§ **Dataset records**
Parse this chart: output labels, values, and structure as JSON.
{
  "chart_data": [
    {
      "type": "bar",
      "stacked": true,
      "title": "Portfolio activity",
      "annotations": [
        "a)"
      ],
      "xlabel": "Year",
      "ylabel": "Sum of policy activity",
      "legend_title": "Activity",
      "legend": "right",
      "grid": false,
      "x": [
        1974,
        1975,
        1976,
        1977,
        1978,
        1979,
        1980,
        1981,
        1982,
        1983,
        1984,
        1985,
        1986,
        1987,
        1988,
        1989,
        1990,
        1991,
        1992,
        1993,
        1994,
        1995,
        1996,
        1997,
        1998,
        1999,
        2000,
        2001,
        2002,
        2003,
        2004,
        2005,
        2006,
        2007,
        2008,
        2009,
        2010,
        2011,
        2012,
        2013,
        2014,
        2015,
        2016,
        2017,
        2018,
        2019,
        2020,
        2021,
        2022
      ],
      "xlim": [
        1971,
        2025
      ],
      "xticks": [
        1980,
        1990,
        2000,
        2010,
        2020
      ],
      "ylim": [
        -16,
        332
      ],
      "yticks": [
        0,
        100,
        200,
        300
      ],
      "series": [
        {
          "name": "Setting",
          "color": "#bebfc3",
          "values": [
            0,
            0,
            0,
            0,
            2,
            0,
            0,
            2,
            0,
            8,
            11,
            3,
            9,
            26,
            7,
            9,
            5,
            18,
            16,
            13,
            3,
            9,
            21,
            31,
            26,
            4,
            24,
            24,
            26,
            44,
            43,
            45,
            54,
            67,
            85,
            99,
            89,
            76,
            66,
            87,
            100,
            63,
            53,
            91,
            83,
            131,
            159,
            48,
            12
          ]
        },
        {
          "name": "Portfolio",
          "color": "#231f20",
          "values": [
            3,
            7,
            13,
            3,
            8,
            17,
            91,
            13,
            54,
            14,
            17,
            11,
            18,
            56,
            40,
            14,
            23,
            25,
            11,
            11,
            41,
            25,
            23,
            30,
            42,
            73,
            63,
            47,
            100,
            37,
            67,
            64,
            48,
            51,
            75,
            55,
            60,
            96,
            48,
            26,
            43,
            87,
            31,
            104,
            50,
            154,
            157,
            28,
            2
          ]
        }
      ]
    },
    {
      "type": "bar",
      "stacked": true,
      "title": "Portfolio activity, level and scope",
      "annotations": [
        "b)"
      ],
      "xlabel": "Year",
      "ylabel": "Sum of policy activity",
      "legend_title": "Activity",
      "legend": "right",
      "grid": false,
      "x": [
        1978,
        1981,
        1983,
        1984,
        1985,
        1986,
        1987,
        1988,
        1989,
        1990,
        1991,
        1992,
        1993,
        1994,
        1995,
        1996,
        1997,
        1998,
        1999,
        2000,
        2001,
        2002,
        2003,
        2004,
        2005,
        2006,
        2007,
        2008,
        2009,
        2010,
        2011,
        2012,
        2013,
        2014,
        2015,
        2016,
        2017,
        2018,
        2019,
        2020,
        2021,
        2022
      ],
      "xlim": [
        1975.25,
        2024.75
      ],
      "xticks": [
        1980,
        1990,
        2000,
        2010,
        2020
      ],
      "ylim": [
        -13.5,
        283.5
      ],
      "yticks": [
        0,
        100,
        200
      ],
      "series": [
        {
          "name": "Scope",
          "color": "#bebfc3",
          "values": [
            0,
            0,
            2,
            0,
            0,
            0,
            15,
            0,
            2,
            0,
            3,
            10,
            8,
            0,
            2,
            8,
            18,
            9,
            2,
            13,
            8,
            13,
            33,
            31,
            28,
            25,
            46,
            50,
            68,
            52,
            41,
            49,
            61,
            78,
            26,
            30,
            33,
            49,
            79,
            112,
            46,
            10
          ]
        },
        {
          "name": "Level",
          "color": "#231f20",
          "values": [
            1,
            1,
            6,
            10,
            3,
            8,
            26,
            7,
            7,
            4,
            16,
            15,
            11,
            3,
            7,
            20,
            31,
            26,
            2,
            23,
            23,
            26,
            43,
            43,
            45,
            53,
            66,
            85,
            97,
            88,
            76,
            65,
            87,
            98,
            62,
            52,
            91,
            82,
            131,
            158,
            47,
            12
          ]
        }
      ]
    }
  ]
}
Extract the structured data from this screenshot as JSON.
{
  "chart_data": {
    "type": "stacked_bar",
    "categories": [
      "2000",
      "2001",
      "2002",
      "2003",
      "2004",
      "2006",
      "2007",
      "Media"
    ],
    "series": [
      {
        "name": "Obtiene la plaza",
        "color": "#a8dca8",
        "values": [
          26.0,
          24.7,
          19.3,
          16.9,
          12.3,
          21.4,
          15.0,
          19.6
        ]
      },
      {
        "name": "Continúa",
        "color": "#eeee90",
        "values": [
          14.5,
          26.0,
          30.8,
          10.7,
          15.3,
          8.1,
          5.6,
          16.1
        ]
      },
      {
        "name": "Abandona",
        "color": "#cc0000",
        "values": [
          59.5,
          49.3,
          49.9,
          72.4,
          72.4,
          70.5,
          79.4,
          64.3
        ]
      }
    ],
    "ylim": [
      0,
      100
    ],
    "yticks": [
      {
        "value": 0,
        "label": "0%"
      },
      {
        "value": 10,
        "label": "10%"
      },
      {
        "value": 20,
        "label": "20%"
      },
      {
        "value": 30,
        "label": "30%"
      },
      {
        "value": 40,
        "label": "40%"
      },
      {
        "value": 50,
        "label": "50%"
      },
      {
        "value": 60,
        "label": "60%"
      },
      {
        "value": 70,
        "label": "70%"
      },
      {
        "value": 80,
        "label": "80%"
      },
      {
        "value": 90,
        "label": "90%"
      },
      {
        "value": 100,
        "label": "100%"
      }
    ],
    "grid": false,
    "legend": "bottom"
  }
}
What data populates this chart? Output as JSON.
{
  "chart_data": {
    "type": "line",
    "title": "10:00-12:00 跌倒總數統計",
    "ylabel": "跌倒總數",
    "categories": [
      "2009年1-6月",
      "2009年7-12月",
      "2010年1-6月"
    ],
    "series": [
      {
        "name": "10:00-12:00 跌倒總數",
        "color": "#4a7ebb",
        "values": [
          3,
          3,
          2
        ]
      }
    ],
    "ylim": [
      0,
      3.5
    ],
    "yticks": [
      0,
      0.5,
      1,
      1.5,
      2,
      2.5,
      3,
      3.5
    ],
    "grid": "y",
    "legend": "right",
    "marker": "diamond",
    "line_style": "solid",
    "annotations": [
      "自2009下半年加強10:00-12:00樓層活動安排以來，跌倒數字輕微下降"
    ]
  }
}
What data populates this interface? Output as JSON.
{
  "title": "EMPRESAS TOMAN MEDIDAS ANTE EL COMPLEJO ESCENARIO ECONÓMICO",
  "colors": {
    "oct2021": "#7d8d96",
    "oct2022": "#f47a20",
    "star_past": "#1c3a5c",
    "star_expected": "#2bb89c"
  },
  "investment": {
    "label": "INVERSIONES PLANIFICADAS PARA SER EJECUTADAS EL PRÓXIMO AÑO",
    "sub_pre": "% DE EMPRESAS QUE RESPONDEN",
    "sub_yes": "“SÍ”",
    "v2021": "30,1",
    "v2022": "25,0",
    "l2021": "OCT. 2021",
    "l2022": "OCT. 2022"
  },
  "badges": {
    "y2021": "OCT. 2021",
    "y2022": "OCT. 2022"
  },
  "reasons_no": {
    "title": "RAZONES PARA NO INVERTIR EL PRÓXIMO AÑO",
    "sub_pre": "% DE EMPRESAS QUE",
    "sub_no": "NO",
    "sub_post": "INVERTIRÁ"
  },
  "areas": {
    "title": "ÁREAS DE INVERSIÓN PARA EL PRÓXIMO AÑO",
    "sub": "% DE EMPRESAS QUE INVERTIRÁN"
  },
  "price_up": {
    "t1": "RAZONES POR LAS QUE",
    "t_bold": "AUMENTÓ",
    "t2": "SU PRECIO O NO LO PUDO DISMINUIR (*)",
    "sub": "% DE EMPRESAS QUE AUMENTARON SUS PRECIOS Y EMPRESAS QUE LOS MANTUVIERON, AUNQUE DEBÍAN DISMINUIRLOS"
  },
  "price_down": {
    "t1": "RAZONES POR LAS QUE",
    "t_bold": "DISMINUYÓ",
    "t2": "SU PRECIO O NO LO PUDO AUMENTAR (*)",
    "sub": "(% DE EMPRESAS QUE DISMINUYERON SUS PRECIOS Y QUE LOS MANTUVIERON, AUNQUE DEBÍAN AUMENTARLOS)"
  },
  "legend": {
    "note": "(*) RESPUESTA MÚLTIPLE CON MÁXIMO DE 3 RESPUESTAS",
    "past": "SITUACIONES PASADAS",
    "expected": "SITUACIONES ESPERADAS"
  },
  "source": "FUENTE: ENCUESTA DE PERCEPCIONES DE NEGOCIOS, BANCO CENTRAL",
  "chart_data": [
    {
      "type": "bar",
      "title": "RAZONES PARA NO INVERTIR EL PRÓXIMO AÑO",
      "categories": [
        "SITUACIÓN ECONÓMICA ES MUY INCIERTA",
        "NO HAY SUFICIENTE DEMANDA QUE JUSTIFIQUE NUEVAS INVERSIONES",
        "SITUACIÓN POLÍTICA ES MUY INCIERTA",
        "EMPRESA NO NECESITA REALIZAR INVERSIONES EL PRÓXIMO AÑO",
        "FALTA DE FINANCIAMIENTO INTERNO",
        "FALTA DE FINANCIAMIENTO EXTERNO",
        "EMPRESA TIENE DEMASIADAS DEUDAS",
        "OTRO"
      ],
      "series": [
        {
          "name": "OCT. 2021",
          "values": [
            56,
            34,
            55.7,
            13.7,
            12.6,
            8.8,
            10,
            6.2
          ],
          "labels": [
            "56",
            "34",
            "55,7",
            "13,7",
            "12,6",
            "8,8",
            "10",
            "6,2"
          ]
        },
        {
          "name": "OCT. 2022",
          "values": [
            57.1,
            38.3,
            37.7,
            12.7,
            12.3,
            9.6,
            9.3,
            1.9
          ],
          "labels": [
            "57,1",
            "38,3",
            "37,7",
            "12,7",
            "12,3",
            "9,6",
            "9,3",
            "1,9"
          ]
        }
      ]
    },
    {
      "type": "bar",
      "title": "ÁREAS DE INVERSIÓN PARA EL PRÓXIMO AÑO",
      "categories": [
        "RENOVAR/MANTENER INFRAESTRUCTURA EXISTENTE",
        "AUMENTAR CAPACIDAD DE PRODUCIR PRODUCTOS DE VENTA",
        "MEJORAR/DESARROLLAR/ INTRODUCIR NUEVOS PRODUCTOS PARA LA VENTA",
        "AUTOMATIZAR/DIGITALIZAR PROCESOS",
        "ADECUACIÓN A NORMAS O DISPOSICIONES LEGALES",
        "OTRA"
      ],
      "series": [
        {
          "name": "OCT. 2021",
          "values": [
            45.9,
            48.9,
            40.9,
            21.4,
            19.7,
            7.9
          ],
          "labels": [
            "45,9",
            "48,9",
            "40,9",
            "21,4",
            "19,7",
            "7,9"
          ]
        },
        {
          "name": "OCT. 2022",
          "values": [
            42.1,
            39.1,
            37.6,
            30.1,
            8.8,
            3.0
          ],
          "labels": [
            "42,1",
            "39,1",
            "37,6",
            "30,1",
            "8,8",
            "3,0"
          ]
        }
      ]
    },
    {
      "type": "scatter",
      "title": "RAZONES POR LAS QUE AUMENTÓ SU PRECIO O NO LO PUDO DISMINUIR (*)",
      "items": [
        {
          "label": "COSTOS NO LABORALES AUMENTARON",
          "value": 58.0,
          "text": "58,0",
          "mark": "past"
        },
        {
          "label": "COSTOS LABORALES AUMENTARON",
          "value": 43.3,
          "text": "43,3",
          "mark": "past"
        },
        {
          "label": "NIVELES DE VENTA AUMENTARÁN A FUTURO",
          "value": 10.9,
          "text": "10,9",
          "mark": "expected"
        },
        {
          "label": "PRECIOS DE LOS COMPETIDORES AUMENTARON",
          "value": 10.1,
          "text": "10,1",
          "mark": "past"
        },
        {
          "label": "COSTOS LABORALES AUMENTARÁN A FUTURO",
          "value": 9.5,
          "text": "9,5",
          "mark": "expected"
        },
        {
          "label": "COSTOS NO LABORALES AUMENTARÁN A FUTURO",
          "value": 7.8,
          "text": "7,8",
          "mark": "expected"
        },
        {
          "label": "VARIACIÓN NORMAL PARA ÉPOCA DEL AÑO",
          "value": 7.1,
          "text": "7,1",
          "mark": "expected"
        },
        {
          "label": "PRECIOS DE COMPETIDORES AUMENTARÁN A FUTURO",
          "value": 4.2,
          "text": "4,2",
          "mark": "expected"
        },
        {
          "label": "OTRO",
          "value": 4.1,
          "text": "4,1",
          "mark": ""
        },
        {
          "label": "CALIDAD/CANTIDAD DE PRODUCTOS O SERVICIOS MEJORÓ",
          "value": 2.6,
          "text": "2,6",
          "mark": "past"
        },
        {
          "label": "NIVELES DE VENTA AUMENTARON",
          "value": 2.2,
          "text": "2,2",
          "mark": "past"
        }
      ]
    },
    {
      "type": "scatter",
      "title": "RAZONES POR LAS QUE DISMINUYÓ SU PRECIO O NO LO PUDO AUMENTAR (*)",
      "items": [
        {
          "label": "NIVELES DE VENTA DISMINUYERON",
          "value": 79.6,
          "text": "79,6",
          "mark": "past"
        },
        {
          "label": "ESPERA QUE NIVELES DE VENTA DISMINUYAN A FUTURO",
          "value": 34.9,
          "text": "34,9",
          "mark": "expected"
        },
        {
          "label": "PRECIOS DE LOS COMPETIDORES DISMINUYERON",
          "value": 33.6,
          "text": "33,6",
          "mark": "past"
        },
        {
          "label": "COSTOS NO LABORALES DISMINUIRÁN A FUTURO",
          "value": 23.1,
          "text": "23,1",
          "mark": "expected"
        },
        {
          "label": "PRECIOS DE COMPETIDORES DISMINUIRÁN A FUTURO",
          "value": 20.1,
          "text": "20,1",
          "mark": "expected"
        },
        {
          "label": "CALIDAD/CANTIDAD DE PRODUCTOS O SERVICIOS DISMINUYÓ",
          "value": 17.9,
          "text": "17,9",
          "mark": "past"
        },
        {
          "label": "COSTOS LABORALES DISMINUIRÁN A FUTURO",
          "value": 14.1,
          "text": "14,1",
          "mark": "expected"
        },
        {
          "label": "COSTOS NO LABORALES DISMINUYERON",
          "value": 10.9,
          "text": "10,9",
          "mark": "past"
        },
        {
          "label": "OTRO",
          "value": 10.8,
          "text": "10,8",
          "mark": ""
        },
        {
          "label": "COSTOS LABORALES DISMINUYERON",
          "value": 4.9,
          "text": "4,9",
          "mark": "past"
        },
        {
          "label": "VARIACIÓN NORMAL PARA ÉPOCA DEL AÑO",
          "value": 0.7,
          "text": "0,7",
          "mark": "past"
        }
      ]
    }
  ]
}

§ **What this task involves**
Only lines holding the string "AUNQUE" are wanted; gather each one from the entries above.

§ **Answer to the problem**
    "sub": "% DE EMPRESAS QUE AUMENTARON SUS PRECIOS Y EMPRESAS QUE LOS MANTUVIERON, AUNQUE DEBÍAN DISMINUIRLOS"
    "sub": "(% DE EMPRESAS QUE DISMINUYERON SUS PRECIOS Y QUE LOS MANTUVIERON, AUNQUE DEBÍAN AUMENTARLOS)"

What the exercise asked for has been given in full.